» **Data entries**:
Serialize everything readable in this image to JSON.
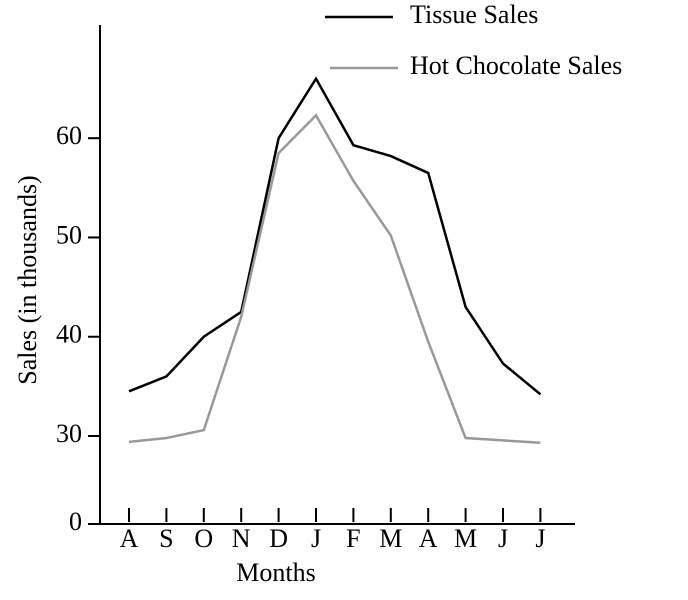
{
  "chart_data": {
    "type": "line",
    "xlabel": "Months",
    "ylabel": "Sales (in thousands)",
    "categories": [
      "A",
      "S",
      "O",
      "N",
      "D",
      "J",
      "F",
      "M",
      "A",
      "M",
      "J",
      "J"
    ],
    "series": [
      {
        "name": "Tissue Sales",
        "color": "#000000",
        "values": [
          34.5,
          36,
          40,
          42.5,
          60,
          66,
          59.3,
          58.2,
          56.5,
          43,
          37.3,
          34.2
        ]
      },
      {
        "name": "Hot Chocolate Sales",
        "color": "#999999",
        "values": [
          28,
          29.3,
          30.6,
          42,
          58.5,
          62.3,
          55.7,
          50.2,
          39.5,
          29.3,
          28.5,
          27.7
        ]
      }
    ],
    "ylim": [
      0,
      71
    ],
    "yticks": [
      0,
      30,
      40,
      50,
      60
    ],
    "axis_break": [
      0,
      30
    ],
    "legend": "top right"
  }
}
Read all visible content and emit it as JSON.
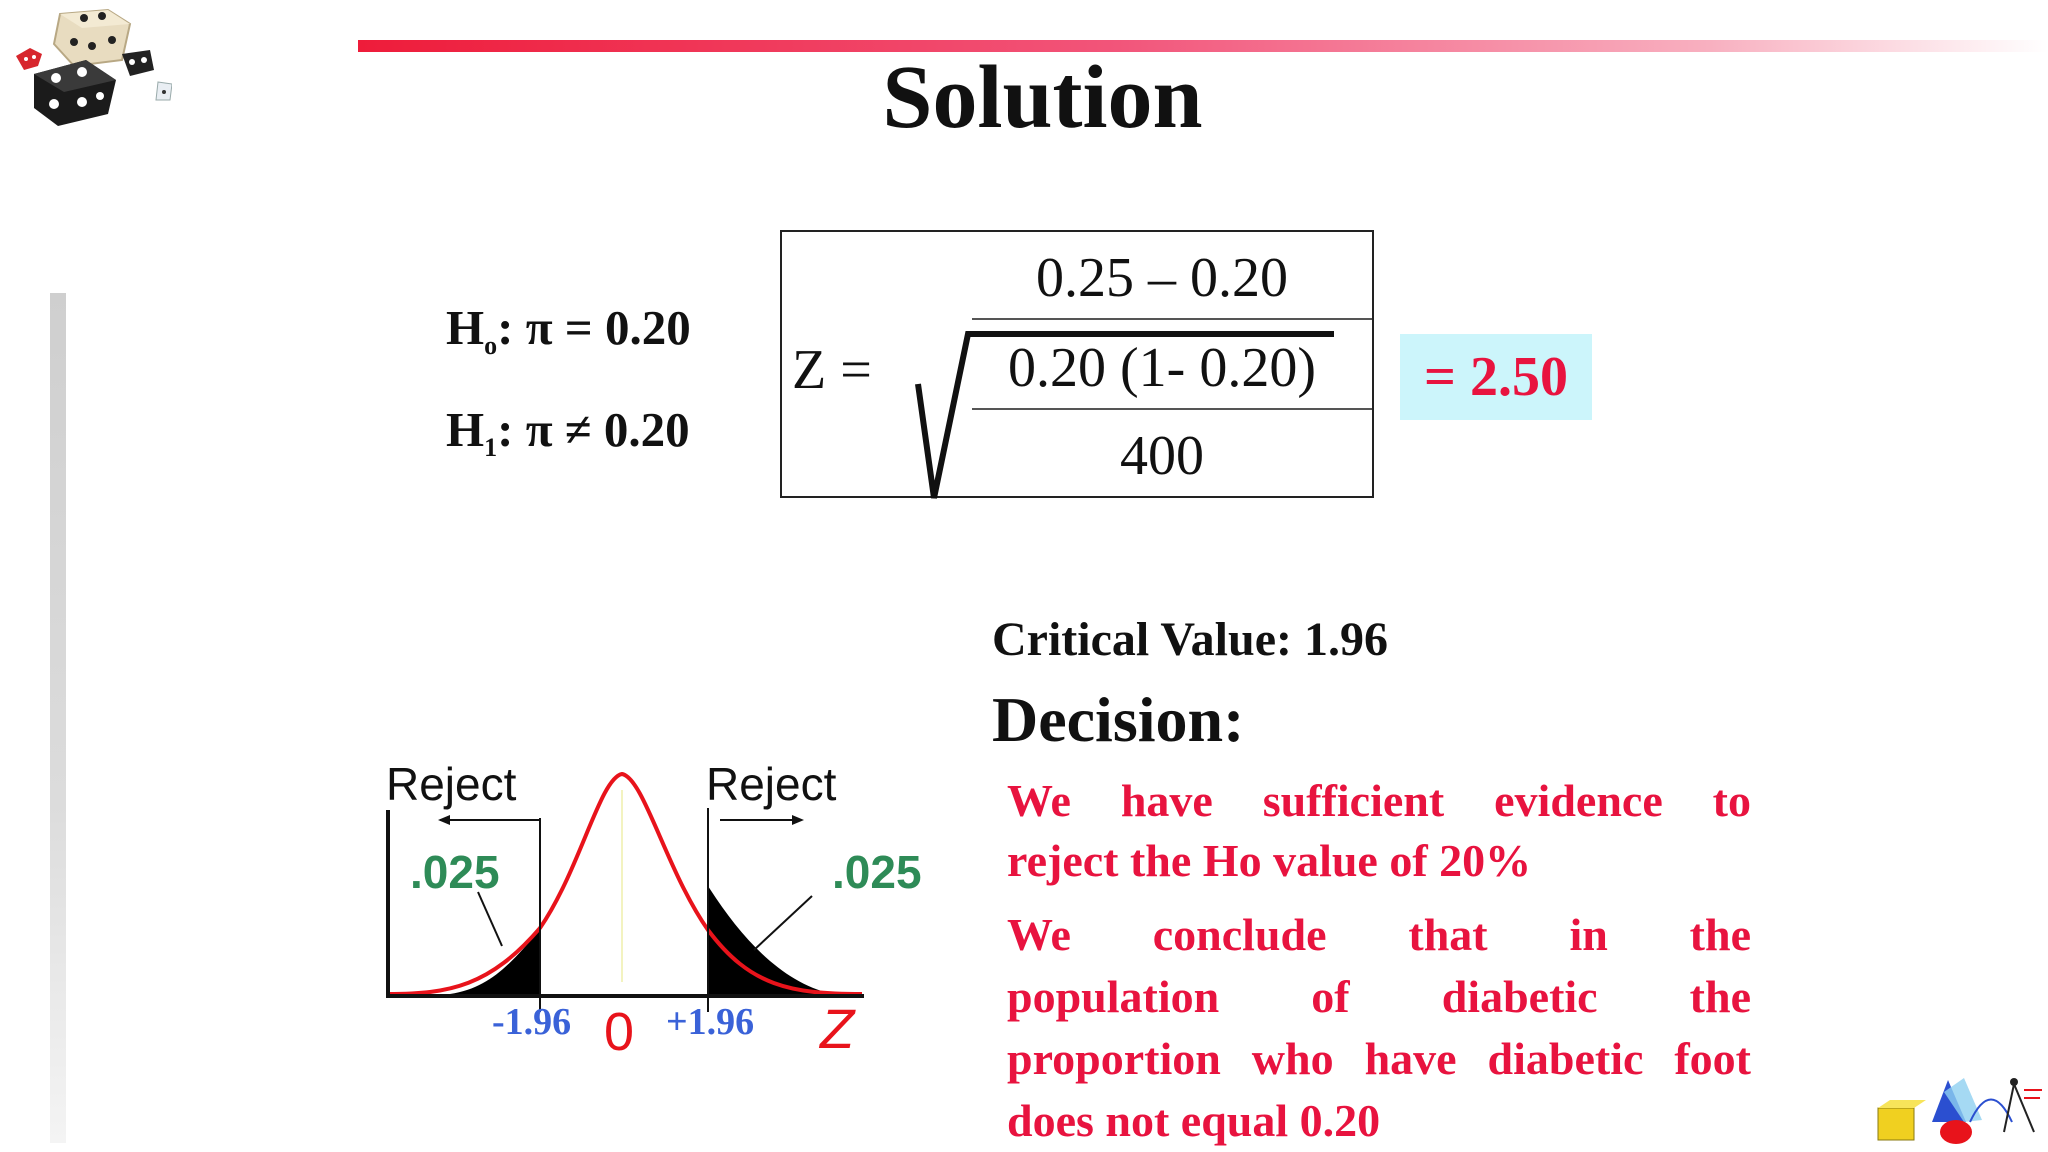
{
  "slide": {
    "title": "Solution"
  },
  "hypotheses": {
    "h0": {
      "symbol": "H",
      "subscript": "o",
      "text": ": π = 0.20"
    },
    "h1": {
      "symbol": "H",
      "subscript": "1",
      "text": ": π ≠ 0.20"
    }
  },
  "formula": {
    "lhs": "Z =",
    "numerator": "0.25 – 0.20",
    "inner_numerator": "0.20 (1- 0.20)",
    "inner_denominator": "400",
    "result": "= 2.50"
  },
  "critical_value": "Critical Value: 1.96",
  "decision": {
    "heading": "Decision:",
    "line1a": "We have sufficient evidence to",
    "line1b": "reject the Ho value of 20%",
    "line2a": "We conclude that in the",
    "line2b": "population of diabetic the",
    "line2c": "proportion who have diabetic foot",
    "line2d": "does not equal 0.20"
  },
  "distribution": {
    "reject_left": "Reject",
    "reject_right": "Reject",
    "alpha_left": ".025",
    "alpha_right": ".025",
    "crit_left": "-1.96",
    "crit_right": "+1.96",
    "center": "0",
    "axis": "Z",
    "colors": {
      "curve": "#e8131b",
      "alpha": "#2e8b57",
      "crit": "#3a62d8",
      "axis_label": "#e8131b"
    }
  },
  "icons": [
    "dice-icon",
    "math-clipart-icon"
  ]
}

» **Directions for this task**: Give an exact reproduction of every line, leaving out any picture.

» **Response for this exercise**:
Serialize everything readable in this image to JSON.
{
  "chart_data": {
    "type": "line",
    "xlabel": "Months",
    "ylabel": "Sales (in thousands)",
    "categories": [
      "A",
      "S",
      "O",
      "N",
      "D",
      "J",
      "F",
      "M",
      "A",
      "M",
      "J",
      "J"
    ],
    "series": [
      {
        "name": "Tissue Sales",
        "color": "#000000",
        "values": [
          34.5,
          36,
          40,
          42.5,
          60,
          66,
          59.3,
          58.2,
          56.5,
          43,
          37.3,
          34.2
        ]
      },
      {
        "name": "Hot Chocolate Sales",
        "color": "#999999",
        "values": [
          28,
          29.3,
          30.6,
          42,
          58.5,
          62.3,
          55.7,
          50.2,
          39.5,
          29.3,
          28.5,
          27.7
        ]
      }
    ],
    "ylim": [
      0,
      71
    ],
    "yticks": [
      0,
      30,
      40,
      50,
      60
    ],
    "axis_break": [
      0,
      30
    ],
    "legend": "top right"
  }
}
Read all visible content and emit it as JSON.
{
  "slide": {
    "title": "Solution"
  },
  "hypotheses": {
    "h0": {
      "symbol": "H",
      "subscript": "o",
      "text": ": π = 0.20"
    },
    "h1": {
      "symbol": "H",
      "subscript": "1",
      "text": ": π ≠ 0.20"
    }
  },
  "formula": {
    "lhs": "Z =",
    "numerator": "0.25 – 0.20",
    "inner_numerator": "0.20 (1- 0.20)",
    "inner_denominator": "400",
    "result": "= 2.50"
  },
  "critical_value": "Critical Value: 1.96",
  "decision": {
    "heading": "Decision:",
    "line1a": "We have sufficient evidence to",
    "line1b": "reject the Ho value of 20%",
    "line2a": "We conclude that in the",
    "line2b": "population of diabetic the",
    "line2c": "proportion who have diabetic foot",
    "line2d": "does not equal 0.20"
  },
  "distribution": {
    "reject_left": "Reject",
    "reject_right": "Reject",
    "alpha_left": ".025",
    "alpha_right": ".025",
    "crit_left": "-1.96",
    "crit_right": "+1.96",
    "center": "0",
    "axis": "Z",
    "colors": {
      "curve": "#e8131b",
      "alpha": "#2e8b57",
      "crit": "#3a62d8",
      "axis_label": "#e8131b"
    }
  },
  "icons": [
    "dice-icon",
    "math-clipart-icon"
  ]
}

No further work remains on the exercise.